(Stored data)
--- start ---

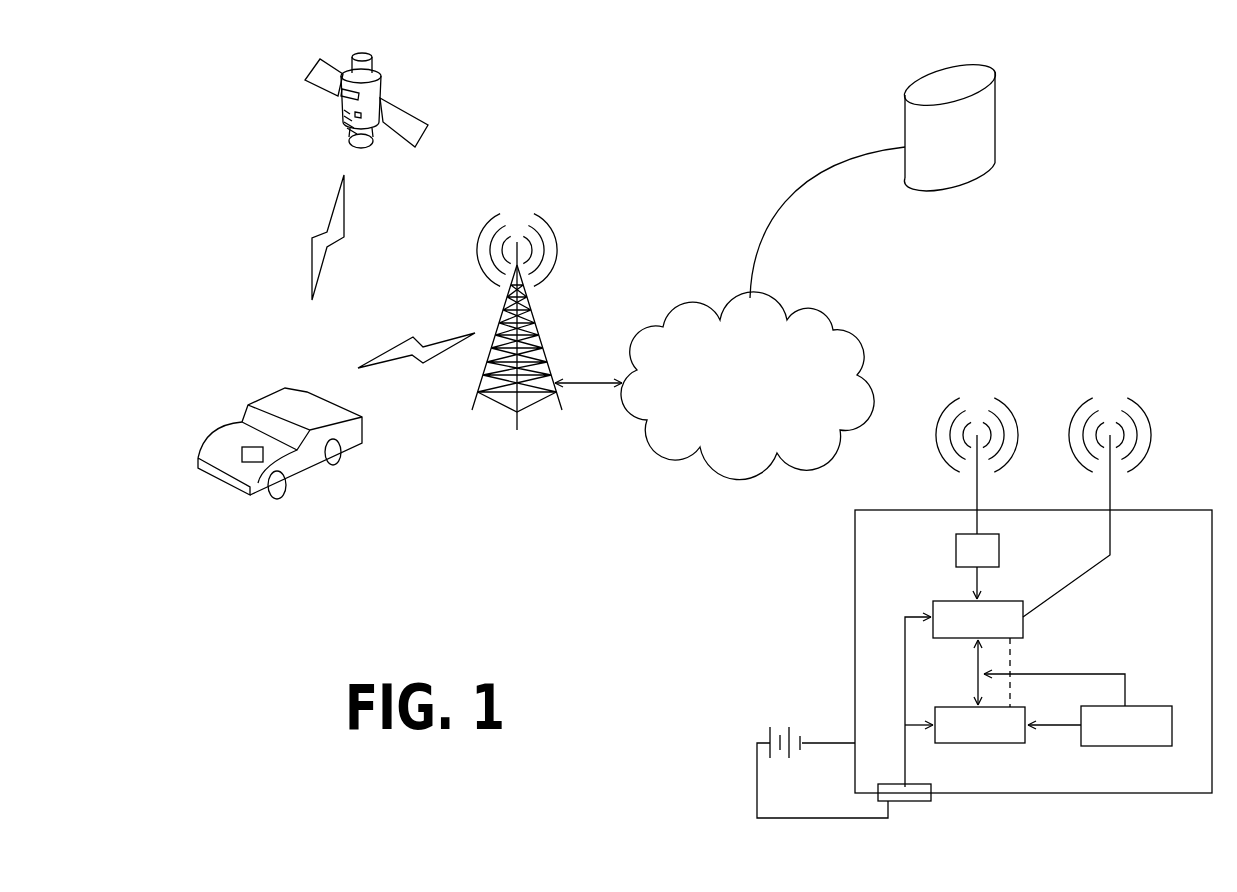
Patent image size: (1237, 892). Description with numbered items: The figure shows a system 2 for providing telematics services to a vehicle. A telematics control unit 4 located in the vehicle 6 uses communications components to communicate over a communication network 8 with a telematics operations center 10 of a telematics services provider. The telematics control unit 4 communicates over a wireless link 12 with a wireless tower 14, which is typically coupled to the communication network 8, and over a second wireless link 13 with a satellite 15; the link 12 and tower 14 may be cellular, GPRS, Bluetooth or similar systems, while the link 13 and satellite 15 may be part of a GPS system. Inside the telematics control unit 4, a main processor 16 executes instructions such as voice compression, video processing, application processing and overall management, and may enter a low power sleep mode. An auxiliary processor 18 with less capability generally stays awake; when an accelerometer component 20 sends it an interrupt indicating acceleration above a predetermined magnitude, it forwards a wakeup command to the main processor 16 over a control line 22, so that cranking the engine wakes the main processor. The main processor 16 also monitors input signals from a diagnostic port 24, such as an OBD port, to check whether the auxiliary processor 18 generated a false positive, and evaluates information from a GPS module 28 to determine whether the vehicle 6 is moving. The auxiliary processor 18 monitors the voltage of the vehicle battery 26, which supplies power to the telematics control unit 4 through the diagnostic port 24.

The system 2 is at (1090, 195).
The telematics control unit 4 is at (253, 462).
The vehicle 6 is at (362, 417).
The communication network 8 is at (828, 318).
The telematics operations center 10 is at (935, 183).
The wireless link 12 is at (390, 359).
The wireless link 13 is at (344, 210).
The wireless tower 14 is at (522, 412).
The satellite 15 is at (428, 125).
The main processor 16 is at (1002, 600).
The auxiliary processor 18 is at (993, 743).
The accelerometer component 20 is at (1097, 746).
The control line 22 is at (1010, 662).
The diagnostic port 24 is at (920, 801).
The battery 26 is at (756, 716).
The GPS module 28 is at (999, 552).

--- end ---

Work instructions. Convert all the records into a two-column CSV with the headers input and output, one row per record, putting each record's text and its answer in a single quoted field with line breaks replaced by spaces. Leave the pictures out.

Output of the exercise.
input,output
"Patent image size: (1237, 892). Description with numbered items: The figure shows a system 2 for providing telematics services to a vehicle. A telematics control unit 4 located in the vehicle 6 uses communications components to communicate over a communication network 8 with a telematics operations center 10 of a telematics services provider. The telematics control unit 4 communicates over a wireless link 12 with a wireless tower 14, which is typically coupled to the communication network 8, and over a second wireless link 13 with a satellite 15; the link 12 and tower 14 may be cellular, GPRS, Bluetooth or similar systems, while the link 13 and satellite 15 may be part of a GPS system. Inside the telematics control unit 4, a main processor 16 executes instructions such as voice compression, video processing, application processing and overall management, and may enter a low power sleep mode. An auxiliary processor 18 with less capability generally stays awake; when an accelerometer component 20 sends it an interrupt indicating acceleration above a predetermined magnitude, it forwards a wakeup command to the main processor 16 over a control line 22, so that cranking the engine wakes the main processor. The main processor 16 also monitors input signals from a diagnostic port 24, such as an OBD port, to check whether the auxiliary processor 18 generated a false positive, and evaluates information from a GPS module 28 to determine whether the vehicle 6 is moving. The auxiliary processor 18 monitors the voltage of the vehicle battery 26, which supplies power to the telematics control unit 4 through the diagnostic port 24.","The system 2 is at (1090, 195). The telematics control unit 4 is at (253, 462). The vehicle 6 is at (362, 417). The communication network 8 is at (828, 318). The telematics operations center 10 is at (935, 183). The wireless link 12 is at (390, 359). The wireless link 13 is at (344, 210). The wireless tower 14 is at (522, 412). The satellite 15 is at (428, 125). The main processor 16 is at (1002, 600). The auxiliary processor 18 is at (993, 743). The accelerometer component 20 is at (1097, 746). The control line 22 is at (1010, 662). The diagnostic port 24 is at (920, 801). The battery 26 is at (756, 716). The GPS module 28 is at (999, 552)."